(Saved data entries)
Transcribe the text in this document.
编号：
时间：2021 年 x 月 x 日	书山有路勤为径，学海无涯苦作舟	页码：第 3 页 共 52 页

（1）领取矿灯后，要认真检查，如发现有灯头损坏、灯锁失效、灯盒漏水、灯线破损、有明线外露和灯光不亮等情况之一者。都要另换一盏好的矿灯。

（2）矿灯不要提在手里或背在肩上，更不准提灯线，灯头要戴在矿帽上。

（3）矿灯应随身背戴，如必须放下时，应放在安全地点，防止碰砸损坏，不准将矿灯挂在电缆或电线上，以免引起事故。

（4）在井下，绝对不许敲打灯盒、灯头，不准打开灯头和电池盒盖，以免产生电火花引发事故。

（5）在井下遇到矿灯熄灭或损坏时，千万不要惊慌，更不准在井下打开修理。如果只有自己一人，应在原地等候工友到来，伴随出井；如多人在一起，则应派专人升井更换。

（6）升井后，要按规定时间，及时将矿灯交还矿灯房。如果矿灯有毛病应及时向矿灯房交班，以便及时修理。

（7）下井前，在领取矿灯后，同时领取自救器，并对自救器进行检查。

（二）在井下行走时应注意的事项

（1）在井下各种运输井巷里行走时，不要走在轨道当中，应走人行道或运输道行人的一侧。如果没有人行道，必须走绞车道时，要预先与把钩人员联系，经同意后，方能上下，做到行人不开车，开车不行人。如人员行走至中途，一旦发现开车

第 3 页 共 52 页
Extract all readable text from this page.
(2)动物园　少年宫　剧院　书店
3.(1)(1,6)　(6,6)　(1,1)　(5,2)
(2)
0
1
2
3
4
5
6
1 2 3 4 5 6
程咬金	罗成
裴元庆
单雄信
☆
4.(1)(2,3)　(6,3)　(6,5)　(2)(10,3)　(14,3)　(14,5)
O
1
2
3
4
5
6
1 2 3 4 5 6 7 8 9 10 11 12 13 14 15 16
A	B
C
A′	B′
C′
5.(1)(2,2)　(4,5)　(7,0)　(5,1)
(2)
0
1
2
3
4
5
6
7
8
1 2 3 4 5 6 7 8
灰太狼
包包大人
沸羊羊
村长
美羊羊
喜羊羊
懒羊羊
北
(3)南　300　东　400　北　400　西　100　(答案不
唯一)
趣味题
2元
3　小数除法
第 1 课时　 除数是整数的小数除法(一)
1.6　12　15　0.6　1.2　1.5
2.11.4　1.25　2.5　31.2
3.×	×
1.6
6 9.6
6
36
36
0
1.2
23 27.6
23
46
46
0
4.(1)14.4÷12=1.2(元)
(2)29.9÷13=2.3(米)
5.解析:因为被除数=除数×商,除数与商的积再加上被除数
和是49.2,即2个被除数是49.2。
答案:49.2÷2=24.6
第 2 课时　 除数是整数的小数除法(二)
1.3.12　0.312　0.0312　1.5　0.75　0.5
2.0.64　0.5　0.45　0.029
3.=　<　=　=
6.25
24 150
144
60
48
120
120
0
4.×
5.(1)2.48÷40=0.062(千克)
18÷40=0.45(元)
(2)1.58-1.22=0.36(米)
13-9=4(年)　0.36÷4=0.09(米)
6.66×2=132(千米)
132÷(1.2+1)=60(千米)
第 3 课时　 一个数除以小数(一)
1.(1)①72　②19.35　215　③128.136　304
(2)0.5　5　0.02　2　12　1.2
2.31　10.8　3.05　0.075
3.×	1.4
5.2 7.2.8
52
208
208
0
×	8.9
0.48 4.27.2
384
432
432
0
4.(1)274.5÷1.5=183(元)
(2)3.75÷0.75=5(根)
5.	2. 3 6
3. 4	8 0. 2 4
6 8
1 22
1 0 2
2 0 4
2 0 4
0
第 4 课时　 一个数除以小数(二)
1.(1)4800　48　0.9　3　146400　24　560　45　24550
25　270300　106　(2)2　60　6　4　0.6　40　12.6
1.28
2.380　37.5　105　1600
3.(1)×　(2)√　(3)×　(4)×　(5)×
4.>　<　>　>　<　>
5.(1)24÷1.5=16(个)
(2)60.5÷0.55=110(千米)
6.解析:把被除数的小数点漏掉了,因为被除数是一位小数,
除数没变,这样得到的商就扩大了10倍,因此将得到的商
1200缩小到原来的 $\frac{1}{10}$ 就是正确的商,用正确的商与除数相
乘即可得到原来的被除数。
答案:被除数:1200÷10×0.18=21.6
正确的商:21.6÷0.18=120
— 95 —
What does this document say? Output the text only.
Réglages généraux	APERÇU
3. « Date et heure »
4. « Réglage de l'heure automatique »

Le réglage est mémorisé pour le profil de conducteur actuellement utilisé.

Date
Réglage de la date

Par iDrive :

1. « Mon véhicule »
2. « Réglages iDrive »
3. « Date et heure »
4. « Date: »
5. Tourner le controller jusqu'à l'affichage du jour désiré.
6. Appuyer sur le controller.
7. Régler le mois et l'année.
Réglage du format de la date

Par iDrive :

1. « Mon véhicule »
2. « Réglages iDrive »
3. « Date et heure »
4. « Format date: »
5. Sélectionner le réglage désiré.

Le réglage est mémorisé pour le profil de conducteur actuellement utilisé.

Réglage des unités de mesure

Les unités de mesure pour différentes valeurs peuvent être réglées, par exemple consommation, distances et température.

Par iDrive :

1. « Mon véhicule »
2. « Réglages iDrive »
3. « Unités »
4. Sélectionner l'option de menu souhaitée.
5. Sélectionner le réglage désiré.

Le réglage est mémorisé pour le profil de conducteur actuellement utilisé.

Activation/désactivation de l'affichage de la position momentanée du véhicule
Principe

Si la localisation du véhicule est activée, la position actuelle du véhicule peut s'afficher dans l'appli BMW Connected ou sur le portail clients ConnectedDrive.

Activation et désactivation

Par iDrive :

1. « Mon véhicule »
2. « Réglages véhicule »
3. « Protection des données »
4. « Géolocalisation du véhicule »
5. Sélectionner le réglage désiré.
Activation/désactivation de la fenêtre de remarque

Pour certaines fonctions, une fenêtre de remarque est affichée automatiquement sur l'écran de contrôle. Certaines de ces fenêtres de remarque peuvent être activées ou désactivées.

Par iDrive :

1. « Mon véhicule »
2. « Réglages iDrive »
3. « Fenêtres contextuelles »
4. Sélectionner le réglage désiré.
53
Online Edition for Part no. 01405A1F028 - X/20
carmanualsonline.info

## [EXERCISE GOAL]
Please quote every record above exactly as it appears.

## [WRITTEN ANSWER]
Transcribe the text in this document.
编号：
时间：2021 年 x 月 x 日	书山有路勤为径，学海无涯苦作舟	页码：第 3 页 共 52 页

（1）领取矿灯后，要认真检查，如发现有灯头损坏、灯锁失效、灯盒漏水、灯线破损、有明线外露和灯光不亮等情况之一者。都要另换一盏好的矿灯。

（2）矿灯不要提在手里或背在肩上，更不准提灯线，灯头要戴在矿帽上。

（3）矿灯应随身背戴，如必须放下时，应放在安全地点，防止碰砸损坏，不准将矿灯挂在电缆或电线上，以免引起事故。

（4）在井下，绝对不许敲打灯盒、灯头，不准打开灯头和电池盒盖，以免产生电火花引发事故。

（5）在井下遇到矿灯熄灭或损坏时，千万不要惊慌，更不准在井下打开修理。如果只有自己一人，应在原地等候工友到来，伴随出井；如多人在一起，则应派专人升井更换。

（6）升井后，要按规定时间，及时将矿灯交还矿灯房。如果矿灯有毛病应及时向矿灯房交班，以便及时修理。

（7）下井前，在领取矿灯后，同时领取自救器，并对自救器进行检查。

（二）在井下行走时应注意的事项

（1）在井下各种运输井巷里行走时，不要走在轨道当中，应走人行道或运输道行人的一侧。如果没有人行道，必须走绞车道时，要预先与把钩人员联系，经同意后，方能上下，做到行人不开车，开车不行人。如人员行走至中途，一旦发现开车

第 3 页 共 52 页
Extract all readable text from this page.
(2)动物园　少年宫　剧院　书店
3.(1)(1,6)　(6,6)　(1,1)　(5,2)
(2)
0
1
2
3
4
5
6
1 2 3 4 5 6
程咬金	罗成
裴元庆
单雄信
☆
4.(1)(2,3)　(6,3)　(6,5)　(2)(10,3)　(14,3)　(14,5)
O
1
2
3
4
5
6
1 2 3 4 5 6 7 8 9 10 11 12 13 14 15 16
A	B
C
A′	B′
C′
5.(1)(2,2)　(4,5)　(7,0)　(5,1)
(2)
0
1
2
3
4
5
6
7
8
1 2 3 4 5 6 7 8
灰太狼
包包大人
沸羊羊
村长
美羊羊
喜羊羊
懒羊羊
北
(3)南　300　东　400　北　400　西　100　(答案不
唯一)
趣味题
2元
3　小数除法
第 1 课时　 除数是整数的小数除法(一)
1.6　12　15　0.6　1.2　1.5
2.11.4　1.25　2.5　31.2
3.×	×
1.6
6 9.6
6
36
36
0
1.2
23 27.6
23
46
46
0
4.(1)14.4÷12=1.2(元)
(2)29.9÷13=2.3(米)
5.解析:因为被除数=除数×商,除数与商的积再加上被除数
和是49.2,即2个被除数是49.2。
答案:49.2÷2=24.6
第 2 课时　 除数是整数的小数除法(二)
1.3.12　0.312　0.0312　1.5　0.75　0.5
2.0.64　0.5　0.45　0.029
3.=　<　=　=
6.25
24 150
144
60
48
120
120
0
4.×
5.(1)2.48÷40=0.062(千克)
18÷40=0.45(元)
(2)1.58-1.22=0.36(米)
13-9=4(年)　0.36÷4=0.09(米)
6.66×2=132(千米)
132÷(1.2+1)=60(千米)
第 3 课时　 一个数除以小数(一)
1.(1)①72　②19.35　215　③128.136　304
(2)0.5　5　0.02　2　12　1.2
2.31　10.8　3.05　0.075
3.×	1.4
5.2 7.2.8
52
208
208
0
×	8.9
0.48 4.27.2
384
432
432
0
4.(1)274.5÷1.5=183(元)
(2)3.75÷0.75=5(根)
5.	2. 3 6
3. 4	8 0. 2 4
6 8
1 22
1 0 2
2 0 4
2 0 4
0
第 4 课时　 一个数除以小数(二)
1.(1)4800　48　0.9　3　146400　24　560　45　24550
25　270300　106　(2)2　60　6　4　0.6　40　12.6
1.28
2.380　37.5　105　1600
3.(1)×　(2)√　(3)×　(4)×　(5)×
4.>　<　>　>　<　>
5.(1)24÷1.5=16(个)
(2)60.5÷0.55=110(千米)
6.解析:把被除数的小数点漏掉了,因为被除数是一位小数,
除数没变,这样得到的商就扩大了10倍,因此将得到的商
1200缩小到原来的 $\frac{1}{10}$ 就是正确的商,用正确的商与除数相
乘即可得到原来的被除数。
答案:被除数:1200÷10×0.18=21.6
正确的商:21.6÷0.18=120
— 95 —
What does this document say? Output the text only.
Réglages généraux	APERÇU
3. « Date et heure »
4. « Réglage de l'heure automatique »

Le réglage est mémorisé pour le profil de conducteur actuellement utilisé.

Date
Réglage de la date

Par iDrive :

1. « Mon véhicule »
2. « Réglages iDrive »
3. « Date et heure »
4. « Date: »
5. Tourner le controller jusqu'à l'affichage du jour désiré.
6. Appuyer sur le controller.
7. Régler le mois et l'année.
Réglage du format de la date

Par iDrive :

1. « Mon véhicule »
2. « Réglages iDrive »
3. « Date et heure »
4. « Format date: »
5. Sélectionner le réglage désiré.

Le réglage est mémorisé pour le profil de conducteur actuellement utilisé.

Réglage des unités de mesure

Les unités de mesure pour différentes valeurs peuvent être réglées, par exemple consommation, distances et température.

Par iDrive :

1. « Mon véhicule »
2. « Réglages iDrive »
3. « Unités »
4. Sélectionner l'option de menu souhaitée.
5. Sélectionner le réglage désiré.

Le réglage est mémorisé pour le profil de conducteur actuellement utilisé.

Activation/désactivation de l'affichage de la position momentanée du véhicule
Principe

Si la localisation du véhicule est activée, la position actuelle du véhicule peut s'afficher dans l'appli BMW Connected ou sur le portail clients ConnectedDrive.

Activation et désactivation

Par iDrive :

1. « Mon véhicule »
2. « Réglages véhicule »
3. « Protection des données »
4. « Géolocalisation du véhicule »
5. Sélectionner le réglage désiré.
Activation/désactivation de la fenêtre de remarque

Pour certaines fonctions, une fenêtre de remarque est affichée automatiquement sur l'écran de contrôle. Certaines de ces fenêtres de remarque peuvent être activées ou désactivées.

Par iDrive :

1. « Mon véhicule »
2. « Réglages iDrive »
3. « Fenêtres contextuelles »
4. Sélectionner le réglage désiré.
53
Online Edition for Part no. 01405A1F028 - X/20
carmanualsonline.info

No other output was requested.